### WHAT YOU ARE ASKED TO DO:
Set out every line bearing the string "Occurring".

### THE DATA:
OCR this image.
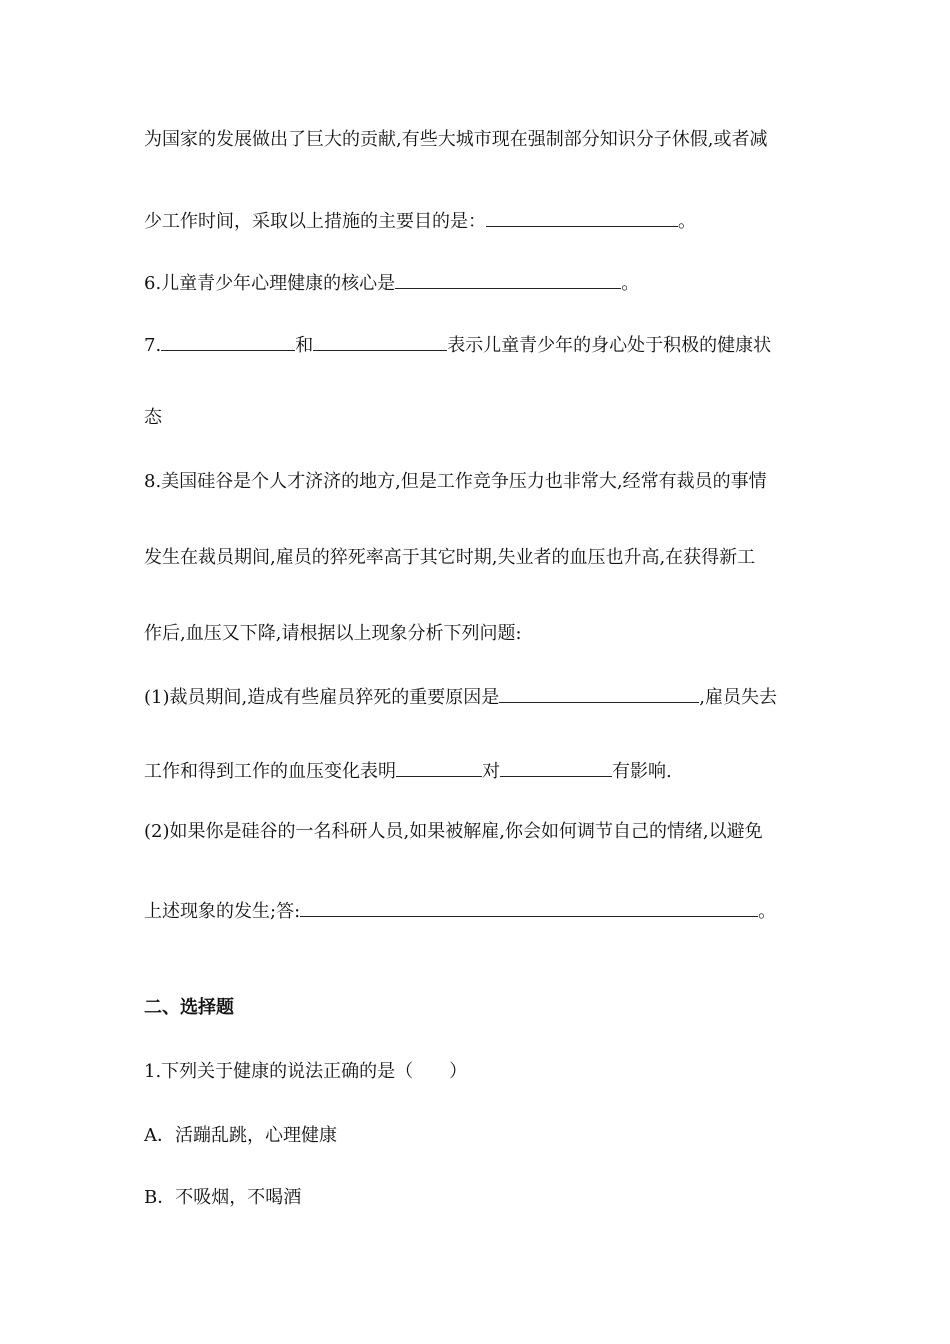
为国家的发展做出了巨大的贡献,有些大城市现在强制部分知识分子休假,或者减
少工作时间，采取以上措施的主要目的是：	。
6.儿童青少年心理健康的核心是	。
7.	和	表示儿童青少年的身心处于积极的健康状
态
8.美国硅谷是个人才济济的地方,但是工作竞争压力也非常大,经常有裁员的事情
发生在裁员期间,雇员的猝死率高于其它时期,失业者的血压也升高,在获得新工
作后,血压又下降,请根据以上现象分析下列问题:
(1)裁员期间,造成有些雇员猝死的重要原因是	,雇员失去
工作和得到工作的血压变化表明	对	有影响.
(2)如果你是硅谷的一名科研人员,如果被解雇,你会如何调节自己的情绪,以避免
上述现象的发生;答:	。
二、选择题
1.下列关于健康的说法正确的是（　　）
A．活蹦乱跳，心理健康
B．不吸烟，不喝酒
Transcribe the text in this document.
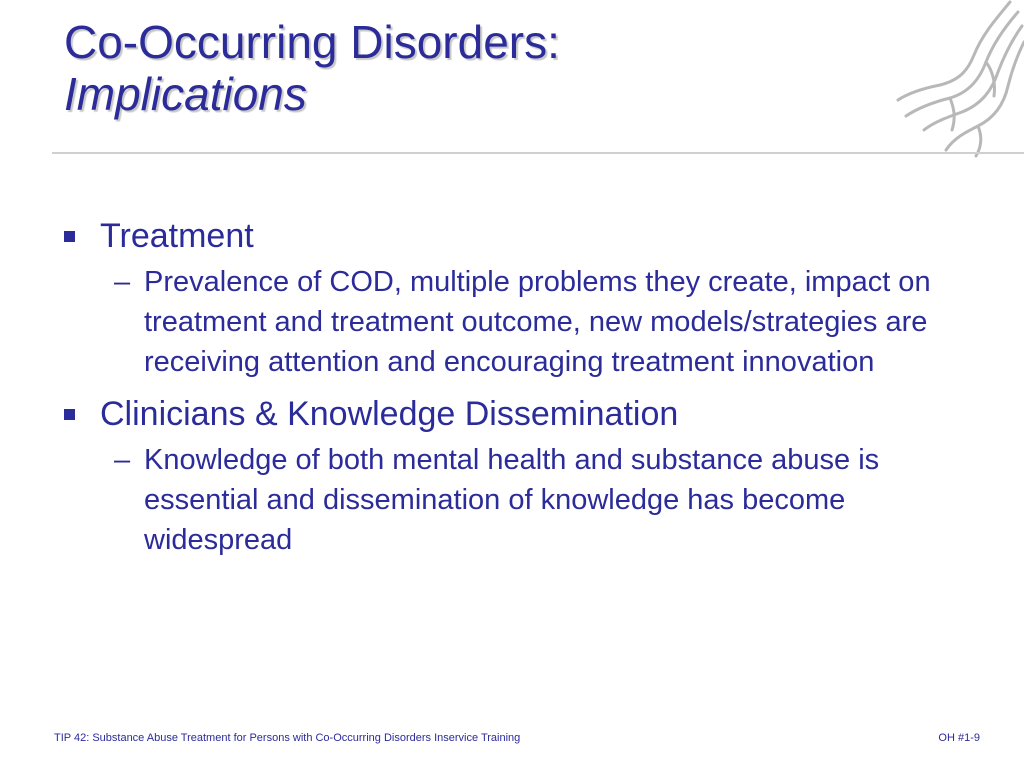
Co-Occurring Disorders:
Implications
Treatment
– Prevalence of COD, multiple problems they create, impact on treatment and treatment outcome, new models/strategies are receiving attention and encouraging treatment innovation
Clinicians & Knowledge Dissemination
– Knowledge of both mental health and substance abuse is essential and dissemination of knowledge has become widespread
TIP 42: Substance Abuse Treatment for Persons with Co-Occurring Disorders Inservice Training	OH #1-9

### RESPONSE:
Co-Occurring Disorders:
TIP 42: Substance Abuse Treatment for Persons with Co-Occurring Disorders Inservice Training	OH #1-9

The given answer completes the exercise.